• [Your task]: Copy out all lines that carry the word "Total".
-- Start of Information provided --
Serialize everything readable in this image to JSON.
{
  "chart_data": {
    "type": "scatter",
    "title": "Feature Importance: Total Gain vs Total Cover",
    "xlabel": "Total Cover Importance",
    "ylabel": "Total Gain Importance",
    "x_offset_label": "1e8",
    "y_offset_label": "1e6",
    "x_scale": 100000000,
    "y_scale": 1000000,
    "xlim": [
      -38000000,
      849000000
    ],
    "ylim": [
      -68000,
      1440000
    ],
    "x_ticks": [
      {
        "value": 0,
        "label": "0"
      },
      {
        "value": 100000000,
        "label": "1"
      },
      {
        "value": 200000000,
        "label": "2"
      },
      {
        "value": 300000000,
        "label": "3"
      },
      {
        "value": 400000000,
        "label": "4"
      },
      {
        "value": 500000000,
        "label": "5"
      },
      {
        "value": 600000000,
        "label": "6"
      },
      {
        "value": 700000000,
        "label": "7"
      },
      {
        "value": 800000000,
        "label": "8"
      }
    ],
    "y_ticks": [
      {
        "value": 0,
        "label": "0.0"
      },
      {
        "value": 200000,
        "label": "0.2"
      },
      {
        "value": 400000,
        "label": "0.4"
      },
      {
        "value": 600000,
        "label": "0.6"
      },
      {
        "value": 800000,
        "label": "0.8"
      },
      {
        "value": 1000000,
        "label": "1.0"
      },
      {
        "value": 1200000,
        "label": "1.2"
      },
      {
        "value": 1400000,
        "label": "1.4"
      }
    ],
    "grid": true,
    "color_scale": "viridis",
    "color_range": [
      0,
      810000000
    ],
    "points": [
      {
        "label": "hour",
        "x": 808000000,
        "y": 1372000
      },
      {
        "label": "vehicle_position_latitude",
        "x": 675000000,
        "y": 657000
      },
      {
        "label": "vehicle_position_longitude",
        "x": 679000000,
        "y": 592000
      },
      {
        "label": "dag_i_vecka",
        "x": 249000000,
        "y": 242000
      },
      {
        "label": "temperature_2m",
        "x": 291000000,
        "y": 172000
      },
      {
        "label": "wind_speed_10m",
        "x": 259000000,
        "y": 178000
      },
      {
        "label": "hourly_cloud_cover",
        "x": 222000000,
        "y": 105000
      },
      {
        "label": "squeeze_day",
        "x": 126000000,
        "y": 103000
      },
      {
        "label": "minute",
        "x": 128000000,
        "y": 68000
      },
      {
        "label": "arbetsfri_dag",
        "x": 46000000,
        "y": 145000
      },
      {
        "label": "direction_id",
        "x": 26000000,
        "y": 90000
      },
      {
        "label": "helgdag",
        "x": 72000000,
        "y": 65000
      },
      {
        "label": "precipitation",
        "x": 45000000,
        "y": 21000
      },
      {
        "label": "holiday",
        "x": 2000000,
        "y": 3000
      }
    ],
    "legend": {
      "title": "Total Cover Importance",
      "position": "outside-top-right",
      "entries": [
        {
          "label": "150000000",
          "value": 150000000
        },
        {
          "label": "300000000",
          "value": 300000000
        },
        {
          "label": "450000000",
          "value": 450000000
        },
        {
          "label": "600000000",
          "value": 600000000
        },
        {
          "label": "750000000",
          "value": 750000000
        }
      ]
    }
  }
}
-- End of Information provided --
-- Start of Information provided --
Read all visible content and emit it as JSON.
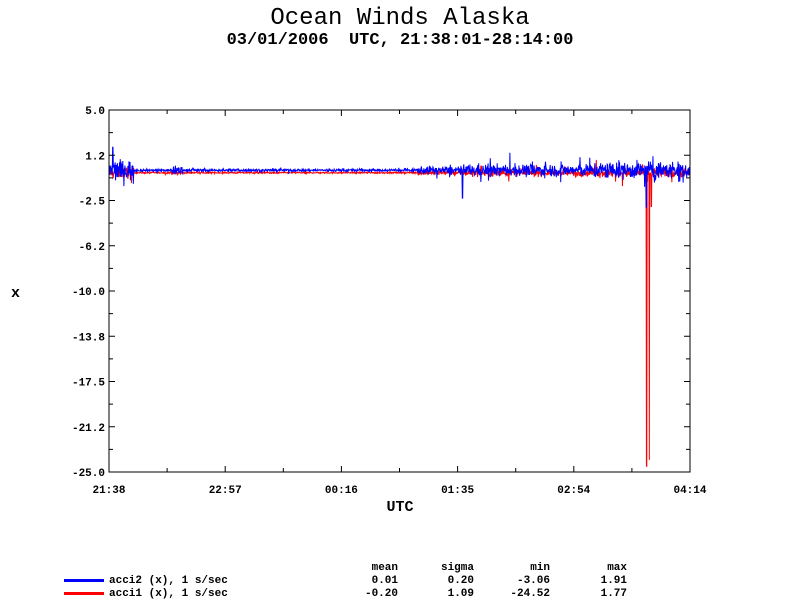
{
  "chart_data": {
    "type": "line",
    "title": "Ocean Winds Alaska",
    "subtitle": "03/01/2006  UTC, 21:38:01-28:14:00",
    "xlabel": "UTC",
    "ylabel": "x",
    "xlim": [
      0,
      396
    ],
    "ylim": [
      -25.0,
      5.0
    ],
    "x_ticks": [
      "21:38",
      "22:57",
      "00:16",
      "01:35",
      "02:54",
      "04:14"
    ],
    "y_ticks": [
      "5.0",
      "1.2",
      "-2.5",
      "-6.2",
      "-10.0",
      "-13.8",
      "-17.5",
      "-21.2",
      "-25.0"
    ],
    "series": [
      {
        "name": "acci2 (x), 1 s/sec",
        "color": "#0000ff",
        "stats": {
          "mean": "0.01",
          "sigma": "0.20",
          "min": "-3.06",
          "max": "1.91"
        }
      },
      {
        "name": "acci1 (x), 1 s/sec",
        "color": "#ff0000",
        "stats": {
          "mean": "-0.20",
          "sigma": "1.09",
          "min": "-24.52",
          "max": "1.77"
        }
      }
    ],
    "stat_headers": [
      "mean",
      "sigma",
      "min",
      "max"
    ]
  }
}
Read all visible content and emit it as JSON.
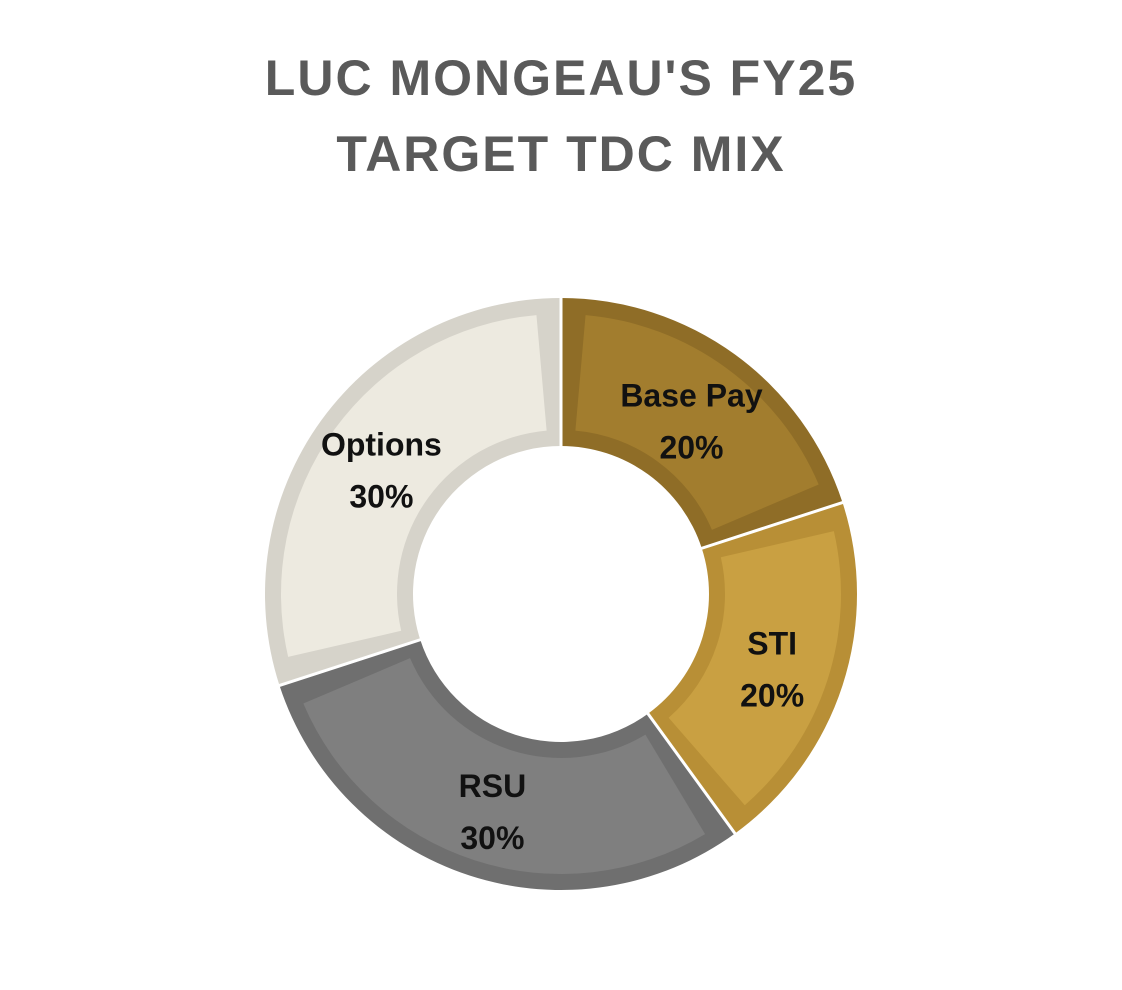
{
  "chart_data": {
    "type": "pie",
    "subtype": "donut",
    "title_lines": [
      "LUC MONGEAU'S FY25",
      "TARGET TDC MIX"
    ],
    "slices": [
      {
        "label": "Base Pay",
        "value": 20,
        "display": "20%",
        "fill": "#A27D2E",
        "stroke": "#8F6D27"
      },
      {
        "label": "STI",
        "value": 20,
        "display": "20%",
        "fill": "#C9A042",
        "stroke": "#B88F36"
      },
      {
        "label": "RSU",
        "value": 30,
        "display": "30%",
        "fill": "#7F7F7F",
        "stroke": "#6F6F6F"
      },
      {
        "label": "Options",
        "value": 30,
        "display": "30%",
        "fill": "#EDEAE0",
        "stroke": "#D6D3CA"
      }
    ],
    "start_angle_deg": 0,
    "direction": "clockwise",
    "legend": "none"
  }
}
-- End of Information provided --
• [Output for this exercise]:
    "title": "Feature Importance: Total Gain vs Total Cover",
    "xlabel": "Total Cover Importance",
    "ylabel": "Total Gain Importance",
      "title": "Total Cover Importance",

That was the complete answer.